[Records from a collection]
==*==

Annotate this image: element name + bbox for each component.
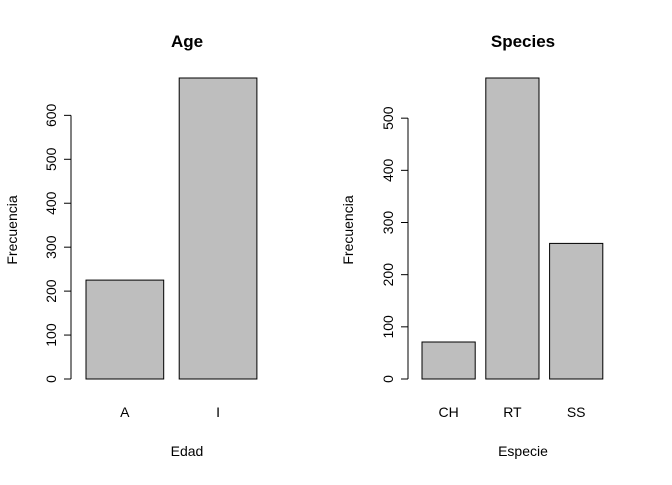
- y-axis-label: Frecuencia: [4, 195, 20, 264]
- age-chart: Age A I 0 100 200 300 400 500 600 Edad Frecuencia: [4, 32, 258, 459]
- y-tick-label: 0: [43, 375, 59, 383]
- y-tick-label: 300: [43, 235, 59, 259]
- y-tick-label: 100: [380, 315, 396, 339]
- x-axis-label: Edad: [171, 443, 204, 459]
- chart-title: Species: [491, 32, 555, 51]
- category-label: RT: [503, 404, 522, 420]
- bar-a: [85, 279, 165, 380]
- y-axis-label: Frecuencia: [340, 195, 356, 264]
- x-axis-label: Especie: [498, 443, 548, 459]
- y-tick-label: 500: [380, 106, 396, 130]
- y-tick-label: 200: [43, 279, 59, 303]
- y-tick-label: 500: [43, 147, 59, 171]
- category-label: CH: [438, 404, 458, 420]
- category-label: A: [120, 404, 130, 420]
- y-tick-label: 0: [380, 375, 396, 383]
- chart-title: Age: [171, 32, 203, 51]
- category-label: I: [216, 404, 220, 420]
- y-tick-label: 100: [43, 323, 59, 347]
- y-tick-label: 300: [380, 211, 396, 235]
- y-tick-label: 600: [43, 103, 59, 127]
- category-label: SS: [567, 404, 586, 420]
- bar-rt: [485, 77, 540, 380]
- bar-ch: [421, 341, 476, 380]
- bar-ss: [549, 242, 604, 380]
- bar-i: [178, 77, 258, 380]
- y-tick-label: 200: [380, 263, 396, 287]
- y-tick-label: 400: [43, 191, 59, 215]
- species-chart: Species CH RT SS 0 100 200 300 400 500 Especie Frec…: [340, 32, 604, 459]
- y-tick-label: 400: [380, 158, 396, 182]
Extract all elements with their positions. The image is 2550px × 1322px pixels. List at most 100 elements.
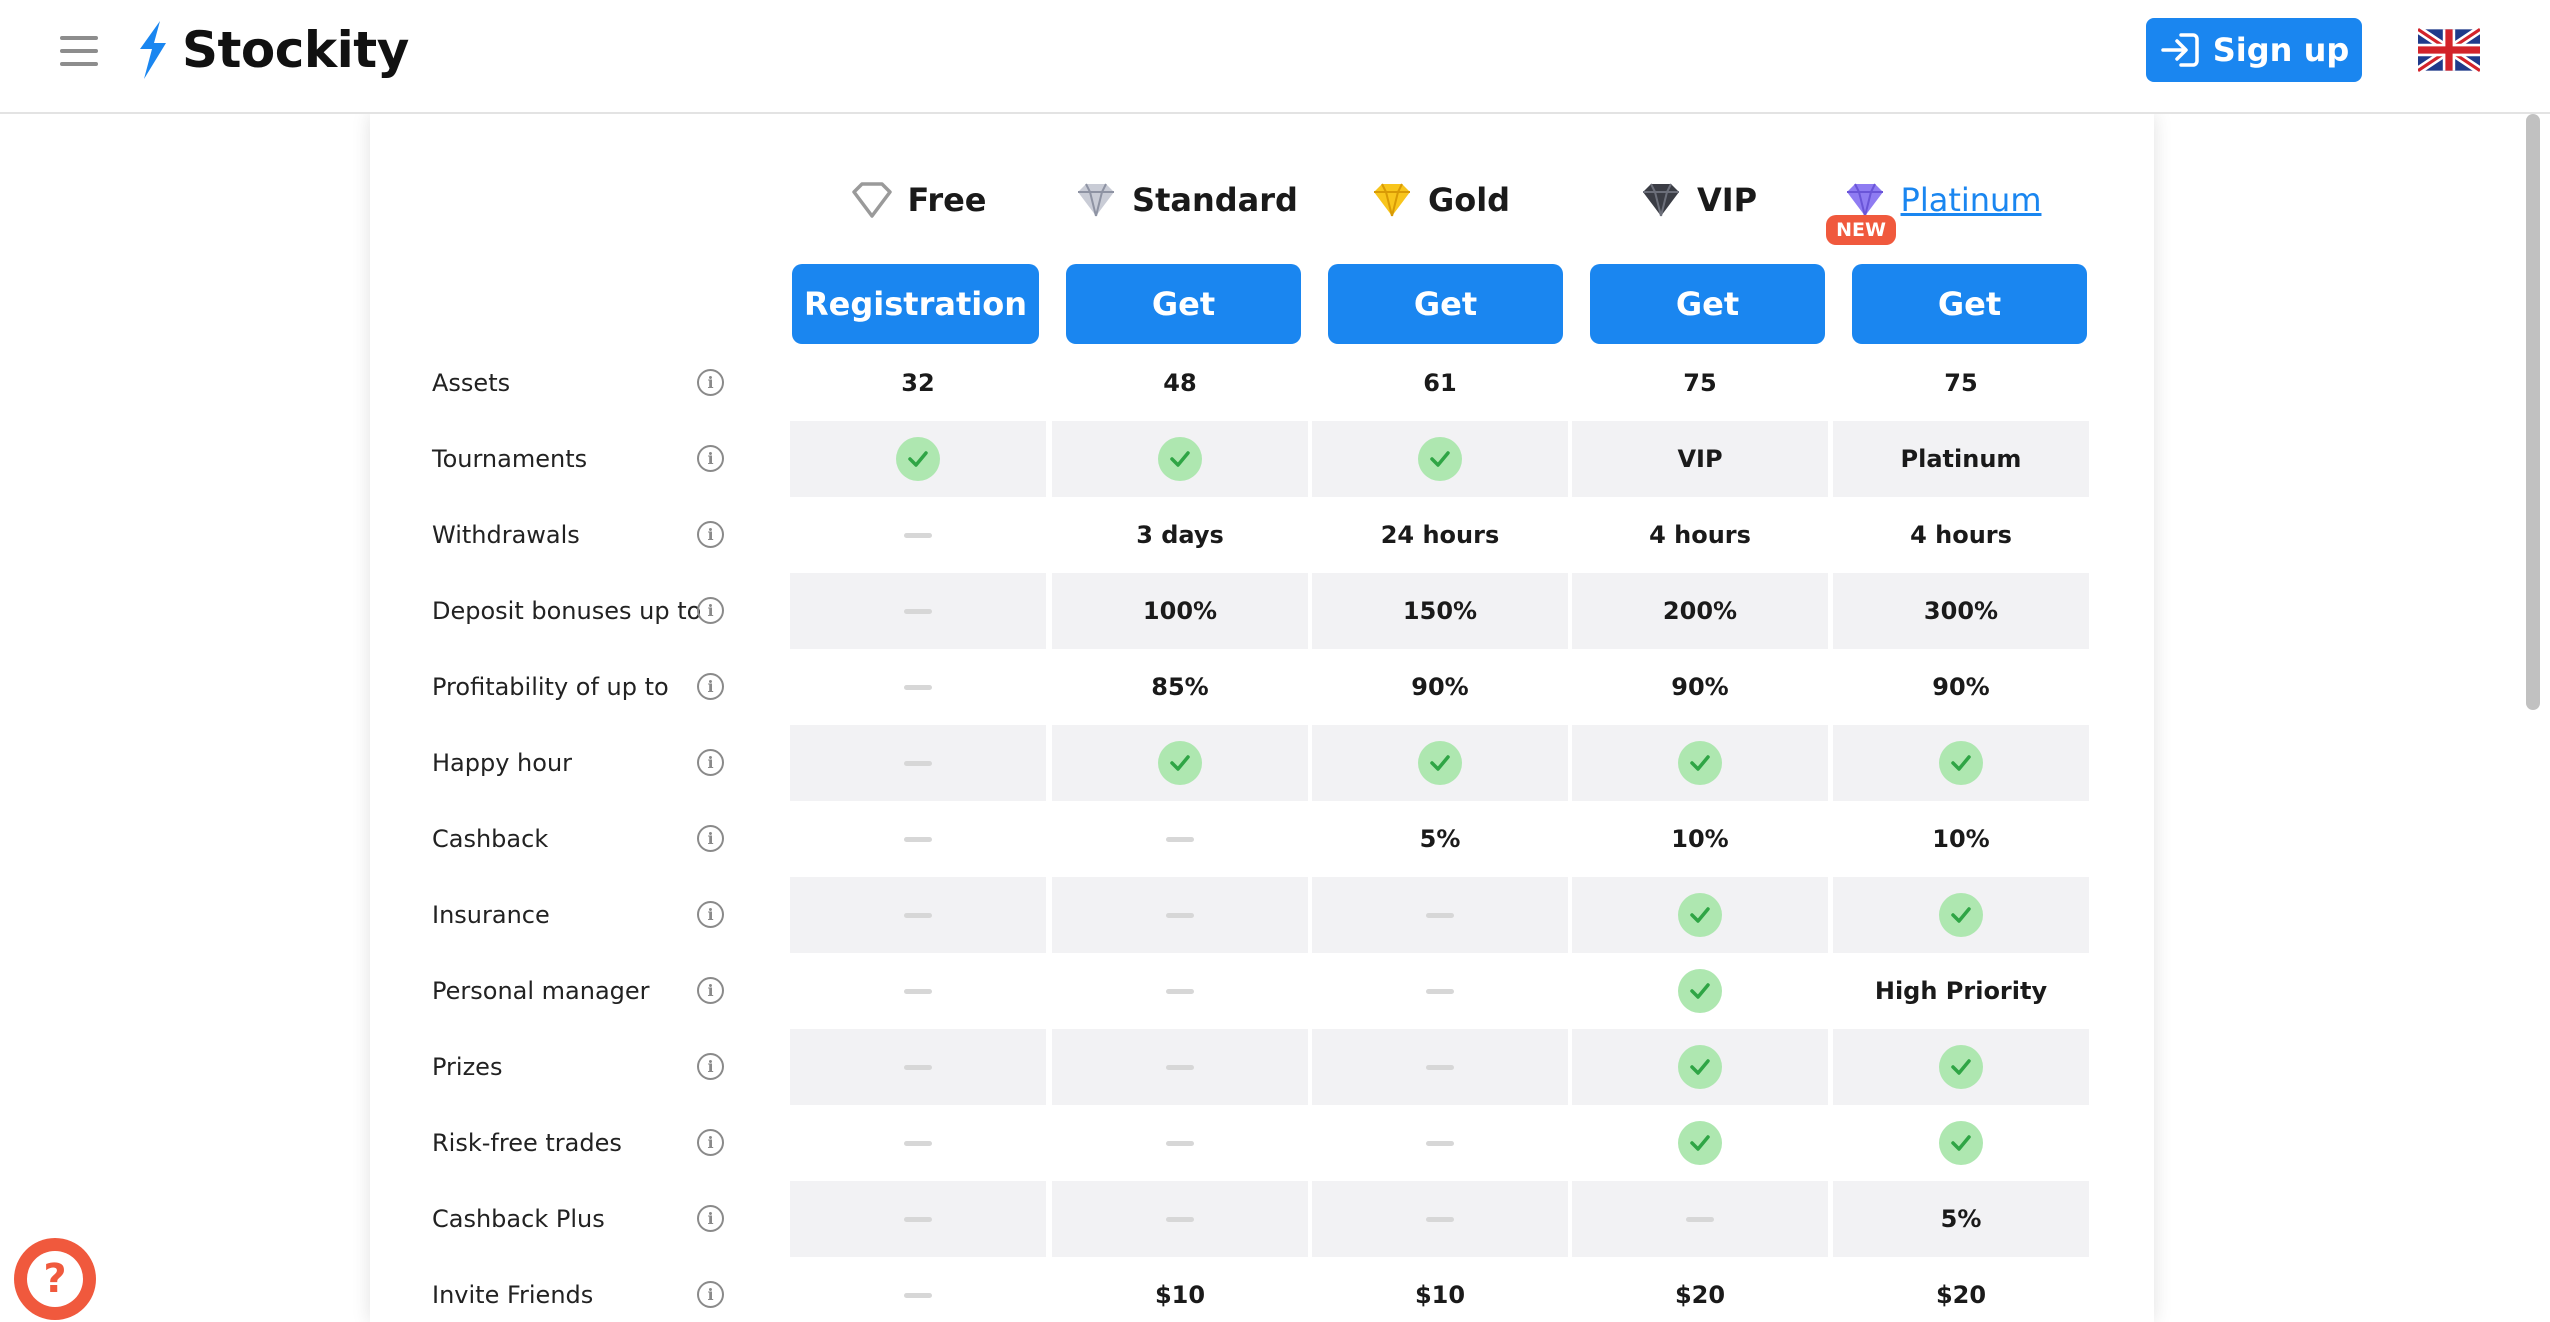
- dash-icon: [1426, 912, 1454, 918]
- dash-icon: [904, 760, 932, 766]
- feature-value: 5%: [1833, 1181, 2089, 1257]
- feature-value: 24 hours: [1380, 521, 1500, 549]
- checkmark-icon: [1678, 969, 1722, 1013]
- row-label: Withdrawals: [432, 521, 580, 549]
- registration-button[interactable]: Registration: [792, 264, 1039, 344]
- row-label: Profitability of up to: [432, 673, 669, 701]
- info-icon[interactable]: i: [697, 597, 724, 624]
- feature-value: 85%: [1151, 673, 1209, 701]
- get-platinum-button[interactable]: Get: [1852, 264, 2087, 344]
- dash-icon: [904, 988, 932, 994]
- feature-value: 300%: [1833, 573, 2089, 649]
- info-icon[interactable]: i: [697, 445, 724, 472]
- checkmark-icon: [1678, 1121, 1722, 1165]
- feature-cell: [1052, 801, 1308, 877]
- silver-diamond-icon: [1078, 183, 1115, 217]
- feature-cell: [1052, 953, 1308, 1029]
- dash-icon: [1166, 1140, 1194, 1146]
- feature-cell: [790, 1257, 1046, 1322]
- feature-value: 75: [1944, 369, 1978, 397]
- feature-value: 48: [1163, 369, 1197, 397]
- feature-cell: [790, 649, 1046, 725]
- info-icon[interactable]: i: [697, 369, 724, 396]
- checkmark-icon: [896, 437, 940, 481]
- feature-cell: [1312, 953, 1568, 1029]
- dash-icon: [1166, 912, 1194, 918]
- info-icon[interactable]: i: [697, 1129, 724, 1156]
- dash-icon: [1426, 1216, 1454, 1222]
- dash-icon: [1426, 1064, 1454, 1070]
- plan-name: VIP: [1696, 181, 1758, 219]
- feature-value: 5%: [1419, 825, 1461, 853]
- plan-header-free: Free: [788, 170, 1048, 230]
- scrollbar[interactable]: [2526, 114, 2540, 710]
- feature-cell: [790, 953, 1046, 1029]
- info-icon[interactable]: i: [697, 521, 724, 548]
- dash-icon: [1166, 836, 1194, 842]
- dash-icon: [1426, 1140, 1454, 1146]
- info-icon[interactable]: i: [697, 1053, 724, 1080]
- black-diamond-icon: [1642, 183, 1679, 217]
- info-icon[interactable]: i: [697, 1205, 724, 1232]
- feature-cell: [790, 801, 1046, 877]
- dash-icon: [904, 1064, 932, 1070]
- feature-value: VIP: [1572, 421, 1828, 497]
- dash-icon: [1166, 988, 1194, 994]
- uk-flag-icon[interactable]: [2418, 28, 2480, 72]
- checkmark-icon: [1158, 741, 1202, 785]
- plan-header-vip: VIP: [1568, 170, 1828, 230]
- dash-icon: [904, 532, 932, 538]
- feature-value: Platinum: [1833, 421, 2089, 497]
- platinum-link[interactable]: Platinum: [1900, 181, 2042, 219]
- feature-value: 61: [1423, 369, 1457, 397]
- menu-icon[interactable]: [60, 36, 98, 66]
- checkmark-icon: [1678, 741, 1722, 785]
- feature-cell: [1572, 1029, 1828, 1105]
- logo-mark-icon: [140, 21, 166, 79]
- sign-up-button[interactable]: Sign up: [2146, 18, 2362, 82]
- feature-cell: [790, 1105, 1046, 1181]
- feature-cell: [1052, 1105, 1308, 1181]
- get-vip-button[interactable]: Get: [1590, 264, 1825, 344]
- feature-cell: [1052, 725, 1308, 801]
- logo[interactable]: Stockity: [130, 18, 409, 82]
- feature-value: 100%: [1052, 573, 1308, 649]
- info-icon[interactable]: i: [697, 1281, 724, 1308]
- get-gold-button[interactable]: Get: [1328, 264, 1563, 344]
- checkmark-icon: [1418, 741, 1462, 785]
- plan-header-standard: Standard: [1056, 170, 1316, 230]
- get-standard-button[interactable]: Get: [1066, 264, 1301, 344]
- info-icon[interactable]: i: [697, 825, 724, 852]
- checkmark-icon: [1678, 893, 1722, 937]
- plan-name: Standard: [1132, 181, 1298, 219]
- feature-value: 4 hours: [1649, 521, 1751, 549]
- feature-value: $20: [1935, 1281, 1987, 1309]
- dash-icon: [904, 912, 932, 918]
- feature-value: 75: [1683, 369, 1717, 397]
- dash-icon: [1166, 1216, 1194, 1222]
- feature-value: 90%: [1411, 673, 1469, 701]
- info-icon[interactable]: i: [697, 901, 724, 928]
- row-label: Deposit bonuses up to: [432, 597, 702, 625]
- feature-value: 200%: [1572, 573, 1828, 649]
- login-arrow-icon: [2160, 33, 2199, 67]
- feature-value: High Priority: [1874, 977, 2048, 1005]
- feature-value: 3 days: [1136, 521, 1224, 549]
- info-icon[interactable]: i: [697, 749, 724, 776]
- feature-cell: [1312, 1181, 1568, 1257]
- feature-cell: [1833, 725, 2089, 801]
- feature-cell: [1833, 1029, 2089, 1105]
- row-label: Risk-free trades: [432, 1129, 622, 1157]
- info-icon[interactable]: i: [697, 673, 724, 700]
- feature-value: $10: [1154, 1281, 1206, 1309]
- feature-cell: [1312, 1105, 1568, 1181]
- help-button[interactable]: ?: [14, 1238, 96, 1320]
- dash-icon: [904, 1292, 932, 1298]
- row-label: Assets: [432, 369, 511, 397]
- feature-cell: [1312, 421, 1568, 497]
- plan-name: Free: [907, 181, 987, 219]
- question-icon: ?: [27, 1251, 83, 1307]
- row-label: Prizes: [432, 1053, 503, 1081]
- info-icon[interactable]: i: [697, 977, 724, 1004]
- sign-up-label: Sign up: [2212, 31, 2350, 69]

==*==

• [TASK STATEMENT]: Update the lines from the one containing "- y-axis-label: Frecuencia: [4, 195, 20, 264]" through the one containing "- bar-ch: [421, 341, 476, 380]": write them out again with "Frecuencia" changed to "Frequency" and nothing else altered.

• [ANSWER TO THIS EXERCISE]:
- y-axis-label: Frequency: [4, 195, 20, 264]
- age-chart: Age A I 0 100 200 300 400 500 600 Edad Frequency: [4, 32, 258, 459]
- y-tick-label: 0: [43, 375, 59, 383]
- y-tick-label: 300: [43, 235, 59, 259]
- y-tick-label: 100: [380, 315, 396, 339]
- x-axis-label: Edad: [171, 443, 204, 459]
- chart-title: Species: [491, 32, 555, 51]
- category-label: RT: [503, 404, 522, 420]
- bar-a: [85, 279, 165, 380]
- y-axis-label: Frequency: [340, 195, 356, 264]
- x-axis-label: Especie: [498, 443, 548, 459]
- y-tick-label: 500: [380, 106, 396, 130]
- y-tick-label: 200: [43, 279, 59, 303]
- y-tick-label: 500: [43, 147, 59, 171]
- category-label: CH: [438, 404, 458, 420]
- category-label: A: [120, 404, 130, 420]
- y-tick-label: 0: [380, 375, 396, 383]
- chart-title: Age: [171, 32, 203, 51]
- category-label: I: [216, 404, 220, 420]
- y-tick-label: 100: [43, 323, 59, 347]
- y-tick-label: 300: [380, 211, 396, 235]
- y-tick-label: 600: [43, 103, 59, 127]
- category-label: SS: [567, 404, 586, 420]
- bar-rt: [485, 77, 540, 380]
- bar-ch: [421, 341, 476, 380]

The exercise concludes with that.